EXERCISE BRIEF: Gather every line of the records below that contains the string "cell", matching case exactly.

GIVEN RECORDS:
** start **

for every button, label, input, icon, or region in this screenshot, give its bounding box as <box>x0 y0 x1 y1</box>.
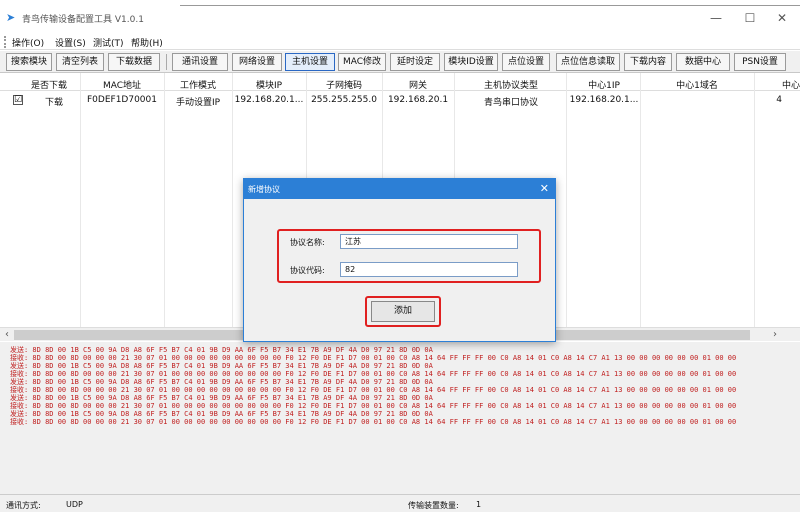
column-header-ip[interactable]: 模块IP <box>234 78 304 91</box>
search-modules-button[interactable]: 搜索模块 <box>6 53 52 71</box>
column-divider <box>164 73 165 327</box>
cell-center1-ip: 192.168.20.1... <box>569 95 639 105</box>
cell-download: 下载 <box>44 98 63 108</box>
protocol-code-input[interactable]: 82 <box>340 262 518 277</box>
menu-bar: 操作(O) 设置(S) 测试(T) 帮助(H) <box>0 34 800 50</box>
column-divider <box>232 73 233 327</box>
column-divider <box>754 73 755 327</box>
title-bar-divider <box>180 5 800 6</box>
psn-settings-button[interactable]: PSN设置 <box>734 53 786 71</box>
dialog-title: 新增协议 <box>248 185 280 194</box>
column-header-mode[interactable]: 工作模式 <box>166 78 230 91</box>
log-line: 发送: 8D 8D 00 1B C5 00 9A D8 A8 6F F5 B7 … <box>10 362 433 370</box>
maximize-button[interactable]: ☐ <box>738 8 762 28</box>
mac-modify-button[interactable]: MAC修改 <box>338 53 386 71</box>
cell-gateway: 192.168.20.1 <box>387 95 449 105</box>
log-line: 接收: 8D 8D 00 8D 00 00 00 21 30 07 01 00 … <box>10 418 737 426</box>
clear-list-button[interactable]: 清空列表 <box>56 53 104 71</box>
log-line: 接收: 8D 8D 00 8D 00 00 00 21 30 07 01 00 … <box>10 354 737 362</box>
cell-mac: F0DEF1D70001 <box>87 95 157 105</box>
status-bar: 通讯方式: UDP 传输装置数量: 1 <box>0 494 800 512</box>
comm-settings-button[interactable]: 通讯设置 <box>172 53 228 71</box>
column-header-gateway[interactable]: 网关 <box>384 78 452 91</box>
dialog-title-bar: 新增协议 ✕ <box>244 179 555 199</box>
menu-operation[interactable]: 操作(O) <box>12 36 44 49</box>
point-settings-button[interactable]: 点位设置 <box>502 53 550 71</box>
title-bar: ➤ 青鸟传输设备配置工具 V1.0.1 — ☐ ✕ <box>0 0 800 34</box>
log-line: 接收: 8D 8D 00 8D 00 00 00 21 30 07 01 00 … <box>10 386 737 394</box>
column-header-mac[interactable]: MAC地址 <box>82 78 162 91</box>
column-divider <box>566 73 567 327</box>
protocol-name-input[interactable]: 江苏 <box>340 234 518 249</box>
cell-mask: 255.255.255.0 <box>311 95 377 105</box>
comm-mode-label: 通讯方式: <box>6 501 41 510</box>
row-download-checkbox[interactable]: ☑ <box>13 95 23 105</box>
point-info-read-button[interactable]: 点位信息读取 <box>556 53 620 71</box>
menu-help[interactable]: 帮助(H) <box>131 36 163 49</box>
toolbar: 搜索模块 清空列表 下载数据 通讯设置 网络设置 主机设置 MAC修改 延时设定… <box>0 51 800 73</box>
toolbar-separator <box>166 54 167 70</box>
protocol-name-label: 协议名称: <box>290 238 325 247</box>
device-count-value: 1 <box>476 500 482 509</box>
module-id-settings-button[interactable]: 模块ID设置 <box>444 53 498 71</box>
log-line: 发送: 8D 8D 00 1B C5 00 9A D8 A8 6F F5 B7 … <box>10 346 433 354</box>
protocol-code-label: 协议代码: <box>290 266 325 275</box>
download-data-button[interactable]: 下载数据 <box>108 53 160 71</box>
cell-ip: 192.168.20.1... <box>234 95 304 105</box>
column-header-center[interactable]: 中心 <box>756 78 800 91</box>
log-line: 发送: 8D 8D 00 1B C5 00 9A D8 A8 6F F5 B7 … <box>10 394 433 402</box>
menu-test[interactable]: 测试(T) <box>93 36 124 49</box>
menu-settings[interactable]: 设置(S) <box>55 36 86 49</box>
menu-grip <box>4 36 6 48</box>
column-divider <box>80 73 81 327</box>
column-header-center1-ip[interactable]: 中心1IP <box>568 78 640 91</box>
message-log[interactable]: 发送: 8D 8D 00 1B C5 00 9A D8 A8 6F F5 B7 … <box>0 342 800 494</box>
dialog-close-icon[interactable]: ✕ <box>540 182 549 195</box>
comm-mode-value: UDP <box>66 500 83 509</box>
add-button[interactable]: 添加 <box>371 301 435 322</box>
log-line: 发送: 8D 8D 00 1B C5 00 9A D8 A8 6F F5 B7 … <box>10 378 433 386</box>
dialog-body: 协议名称: 江苏 协议代码: 82 添加 <box>244 199 555 341</box>
host-settings-button[interactable]: 主机设置 <box>285 53 335 71</box>
close-button[interactable]: ✕ <box>770 8 794 28</box>
column-header-mask[interactable]: 子网掩码 <box>308 78 380 91</box>
scroll-left-icon[interactable]: ‹ <box>0 328 14 342</box>
log-line: 发送: 8D 8D 00 1B C5 00 9A D8 A8 6F F5 B7 … <box>10 410 433 418</box>
network-settings-button[interactable]: 网络设置 <box>232 53 282 71</box>
cell-center: 4 <box>776 95 782 105</box>
column-divider <box>640 73 641 327</box>
cell-protocol: 青鸟串口协议 <box>483 98 538 108</box>
device-count-label: 传输装置数量: <box>408 501 459 510</box>
window-title: 青鸟传输设备配置工具 V1.0.1 <box>22 15 144 25</box>
column-header-protocol[interactable]: 主机协议类型 <box>456 78 566 91</box>
download-content-button[interactable]: 下载内容 <box>624 53 672 71</box>
minimize-button[interactable]: — <box>704 8 728 28</box>
column-header-download[interactable]: 是否下载 <box>20 78 78 91</box>
delay-settings-button[interactable]: 延时设定 <box>390 53 440 71</box>
app-bird-icon: ➤ <box>6 11 16 24</box>
scroll-right-icon[interactable]: › <box>768 328 782 342</box>
log-line: 接收: 8D 8D 00 8D 00 00 00 21 30 07 01 00 … <box>10 402 737 410</box>
add-protocol-dialog: 新增协议 ✕ 协议名称: 江苏 协议代码: 82 添加 <box>243 178 556 342</box>
cell-mode: 手动设置IP <box>175 98 221 108</box>
column-header-center1-domain[interactable]: 中心1域名 <box>642 78 752 91</box>
log-line: 接收: 8D 8D 00 8D 00 00 00 21 30 07 01 00 … <box>10 370 737 378</box>
table-header: 是否下载 MAC地址 工作模式 模块IP 子网掩码 网关 主机协议类型 中心1I… <box>0 73 800 91</box>
data-center-button[interactable]: 数据中心 <box>676 53 730 71</box>
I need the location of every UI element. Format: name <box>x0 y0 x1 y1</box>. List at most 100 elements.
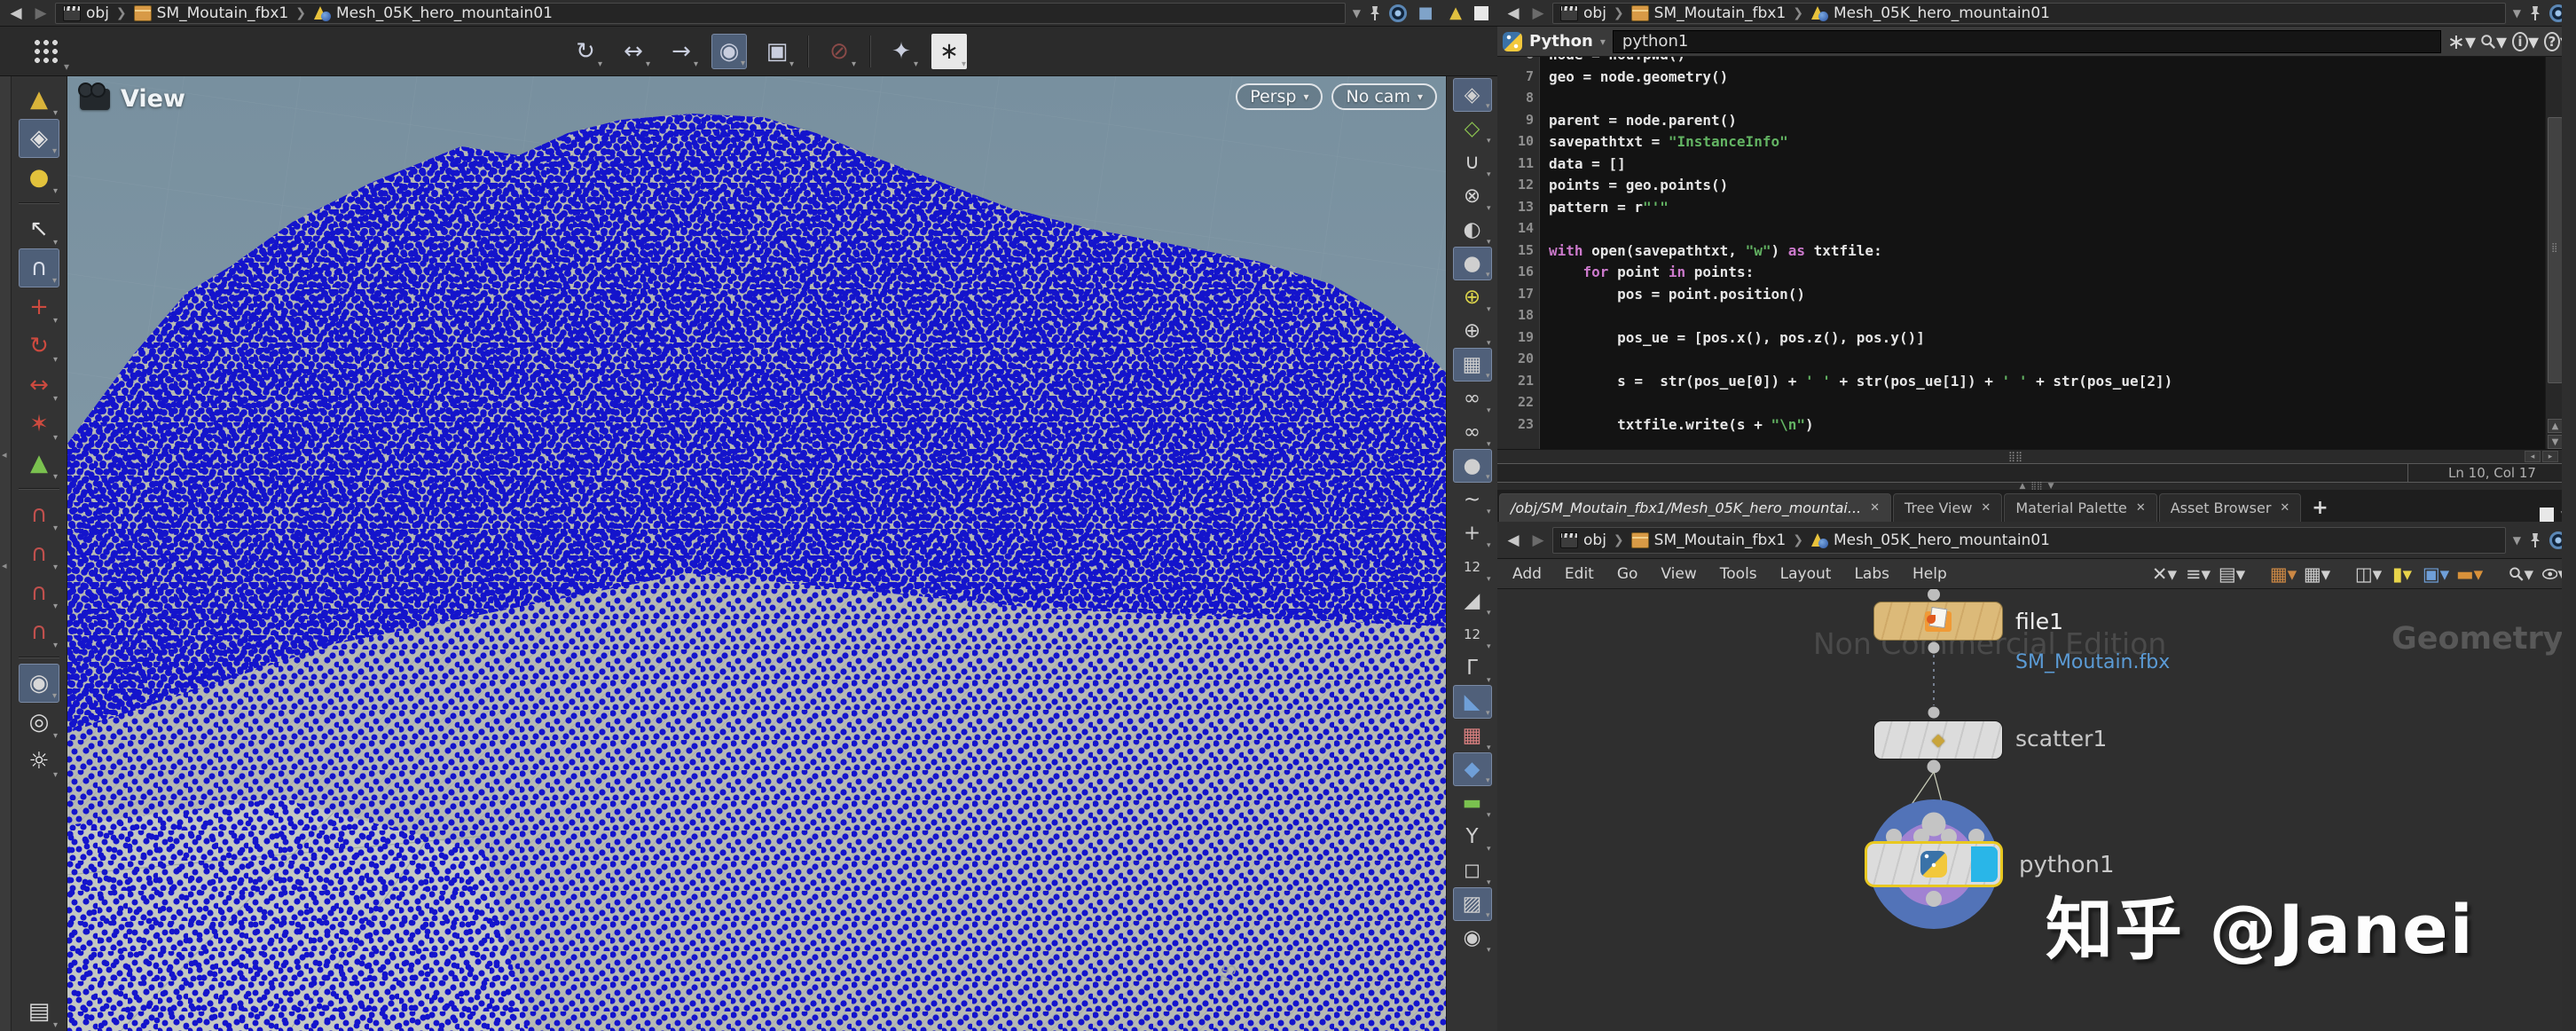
close-tab-icon[interactable]: ✕ <box>2136 501 2146 515</box>
forward-arrow-icon[interactable]: ▶ <box>1528 4 1549 22</box>
persp-view-button[interactable]: Persp▾ <box>1236 83 1323 110</box>
tab-material-palette[interactable]: Material Palette✕ <box>2004 493 2156 522</box>
sheets-icon-icon[interactable]: ▤▾ <box>19 992 59 1031</box>
viewport-3d[interactable]: View Persp▾ No cam▾ 75 <box>67 76 1446 1031</box>
lock-open-icon[interactable]: ∪▾ <box>1453 146 1492 179</box>
breadcrumb-item-obj[interactable]: obj <box>63 4 109 22</box>
search-icon[interactable]: ▾ <box>2480 29 2507 54</box>
node-label[interactable]: scatter1 <box>2015 726 2107 752</box>
pane-dropdown-icon[interactable]: ▼ <box>2513 534 2521 547</box>
pin-display-icon[interactable]: +▾ <box>1453 516 1492 550</box>
view-rotate-cursor-icon[interactable]: ↻▾ <box>568 34 603 69</box>
view-pan-cursor-icon[interactable]: ↔▾ <box>616 34 651 69</box>
tab-asset-browser[interactable]: Asset Browser✕ <box>2159 493 2302 522</box>
scale-tool-icon[interactable]: ↔▾ <box>19 366 59 405</box>
toolbox-handle-icon[interactable] <box>32 37 60 66</box>
close-tab-icon[interactable]: ✕ <box>1870 501 1880 515</box>
background-image-icon[interactable]: ▣▾ <box>2423 563 2448 586</box>
camera-select-button[interactable]: No cam▾ <box>1331 83 1437 110</box>
stereo-glasses-icon[interactable]: ∞▾ <box>1453 382 1492 415</box>
ghost-cube-icon[interactable]: ■ <box>1414 3 1437 24</box>
snap-magnet-icon[interactable]: ∩▾ <box>19 612 59 651</box>
color-palette-icon[interactable]: ▦▾ <box>2271 563 2296 586</box>
scroll-up-button[interactable]: ▲ <box>2548 419 2563 433</box>
breadcrumb-item-mesh_05k_hero_mountain01[interactable]: Mesh_05K_hero_mountain01 <box>313 4 553 22</box>
scroll-right-button[interactable]: ▸ <box>2542 451 2558 462</box>
network-search-icon[interactable]: ▾ <box>2509 563 2533 586</box>
menu-add[interactable]: Add <box>1501 565 1553 583</box>
wireframe-toggle-icon[interactable]: ◇▾ <box>1453 112 1492 146</box>
snap-grid-magnet-icon[interactable]: ∩▾ <box>19 495 59 534</box>
pane-dropdown-icon[interactable]: ▼ <box>2513 7 2521 20</box>
stereo-glasses-2-icon[interactable]: ∞▾ <box>1453 415 1492 449</box>
grid-layout-icon[interactable]: ▦▾ <box>2305 563 2329 586</box>
tab--obj-sm-moutain-fbx1-mesh-05k-hero-mountai-[interactable]: /obj/SM_Moutain_fbx1/Mesh_05K_hero_mount… <box>1499 493 1891 522</box>
breadcrumb[interactable]: obj❯SM_Moutain_fbx1❯Mesh_05K_hero_mounta… <box>1552 527 2506 554</box>
code-text[interactable]: node = hou.pwd()geo = node.geometry()par… <box>1540 57 2545 449</box>
pivot-handles-tool-icon[interactable]: ▲▾ <box>19 444 59 483</box>
light-off-icon[interactable]: ⊗▾ <box>1453 179 1492 213</box>
close-tab-icon[interactable]: ✕ <box>1981 501 1991 515</box>
python-code-editor[interactable]: 67891011121314151617181920212223 node = … <box>1497 57 2576 449</box>
view-camera-tool-icon[interactable]: ◉▾ <box>19 664 59 703</box>
menu-edit[interactable]: Edit <box>1553 565 1606 583</box>
node-file1[interactable] <box>1873 602 2003 641</box>
snap-point-magnet-icon[interactable]: ∩▾ <box>19 573 59 612</box>
breadcrumb-item-mesh_05k_hero_mountain01[interactable]: Mesh_05K_hero_mountain01 <box>1810 531 2050 549</box>
point-numbers-icon[interactable]: 12▾ <box>1453 550 1492 584</box>
view-disabled-icon[interactable]: ⊘▾ <box>821 34 857 69</box>
pose-tool-icon[interactable]: ✶▾ <box>19 405 59 444</box>
link-target-icon[interactable] <box>1389 4 1407 22</box>
tab-tree-view[interactable]: Tree View✕ <box>1893 493 2002 522</box>
translate-tool-icon[interactable]: +▾ <box>19 287 59 327</box>
menu-help[interactable]: Help <box>1901 565 1959 583</box>
pane-dropdown-icon[interactable]: ▼ <box>1353 7 1361 20</box>
node-python1[interactable] <box>1865 841 2003 887</box>
breadcrumb-item-sm_moutain_fbx1[interactable]: SM_Moutain_fbx1 <box>1631 531 1787 549</box>
menu-view[interactable]: View <box>1649 565 1708 583</box>
pane-edge-strip[interactable]: ◂ ◂ <box>0 76 12 1031</box>
terrain-brush-tool-icon[interactable]: ▲▾ <box>19 80 59 119</box>
fan-display-icon[interactable]: Y▾ <box>1453 820 1492 854</box>
display-objects-icon[interactable]: ▲ <box>1444 3 1467 24</box>
blank-pane-icon[interactable] <box>1474 6 1488 20</box>
view-ring-tool-icon[interactable]: ◎▾ <box>19 703 59 742</box>
panel-toggle-icon[interactable]: ◫▾ <box>2356 563 2381 586</box>
normal-lighting-icon[interactable]: ●▾ <box>1453 247 1492 280</box>
menu-tools[interactable]: Tools <box>1708 565 1769 583</box>
horizontal-scrollbar[interactable]: ⣿⣿ ◂ ▸ <box>1497 449 2576 463</box>
python-node-name-field[interactable]: python1 <box>1613 30 2441 53</box>
curve-hulls-icon[interactable]: Γ▾ <box>1453 651 1492 685</box>
tree-hierarchy-icon[interactable]: ≡▾ <box>2186 563 2211 586</box>
snippets-menu-icon[interactable]: ∗▾ <box>2448 29 2475 54</box>
forward-arrow-icon[interactable]: ▶ <box>1528 531 1549 549</box>
secure-selection-lock-icon[interactable]: ∩▾ <box>19 248 59 287</box>
gear-ring-tool-icon[interactable]: ☼▾ <box>19 742 59 781</box>
back-arrow-icon[interactable]: ◀ <box>5 4 27 22</box>
breadcrumb-item-mesh_05k_hero_mountain01[interactable]: Mesh_05K_hero_mountain01 <box>1810 4 2050 22</box>
breadcrumb-item-sm_moutain_fbx1[interactable]: SM_Moutain_fbx1 <box>1631 4 1787 22</box>
scroll-left-button[interactable]: ◂ <box>2525 451 2541 462</box>
network-box-icon[interactable]: ▬▾ <box>2457 563 2482 586</box>
pane-layout-icon[interactable] <box>2540 508 2554 522</box>
snap-curve-magnet-icon[interactable]: ∩▾ <box>19 534 59 573</box>
layer-mix-tool-icon[interactable]: ◈▾ <box>19 119 59 158</box>
pane-splitter[interactable]: ▲⣿⣿▼ <box>1497 483 2576 490</box>
add-light-2-icon[interactable]: ⊕▾ <box>1453 314 1492 348</box>
close-tab-icon[interactable]: ✕ <box>2280 501 2289 515</box>
view-dolly-cursor-icon[interactable]: →▾ <box>664 34 699 69</box>
pin-icon[interactable] <box>2528 532 2542 548</box>
hdri-cube-icon[interactable]: ▦▾ <box>1453 348 1492 382</box>
pin-icon[interactable] <box>2528 5 2542 21</box>
shading-mode-icon[interactable]: ◈▾ <box>1453 78 1492 112</box>
rotate-tool-icon[interactable]: ↻▾ <box>19 327 59 366</box>
pin-icon[interactable] <box>1368 5 1382 21</box>
node-scatter1[interactable]: ◆ <box>1873 720 2003 759</box>
prim-numbers-icon[interactable]: 12▾ <box>1453 618 1492 651</box>
hook-display-icon[interactable]: ~▾ <box>1453 483 1492 516</box>
list-view-icon[interactable]: ▤▾ <box>2219 563 2244 586</box>
forward-arrow-icon[interactable]: ▶ <box>30 4 51 22</box>
node-file-path-label[interactable]: SM_Moutain.fbx <box>2015 651 2170 673</box>
location-pin-display-icon[interactable]: ◉▾ <box>1453 921 1492 955</box>
checker-plane-icon[interactable]: ▦▾ <box>1453 719 1492 752</box>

** end **

FULL OUTPUT:
cell-center1-ip: 192.168.20.1... <box>569 95 639 105</box>
cell-download: 下载 <box>44 98 63 108</box>
cell-gateway: 192.168.20.1 <box>387 95 449 105</box>
cell-mac: F0DEF1D70001 <box>87 95 157 105</box>
cell-mask: 255.255.255.0 <box>311 95 377 105</box>
cell-ip: 192.168.20.1... <box>234 95 304 105</box>
cell-center: 4 <box>776 95 782 105</box>
cell-protocol: 青鸟串口协议 <box>483 98 538 108</box>
cell-mode: 手动设置IP <box>175 98 221 108</box>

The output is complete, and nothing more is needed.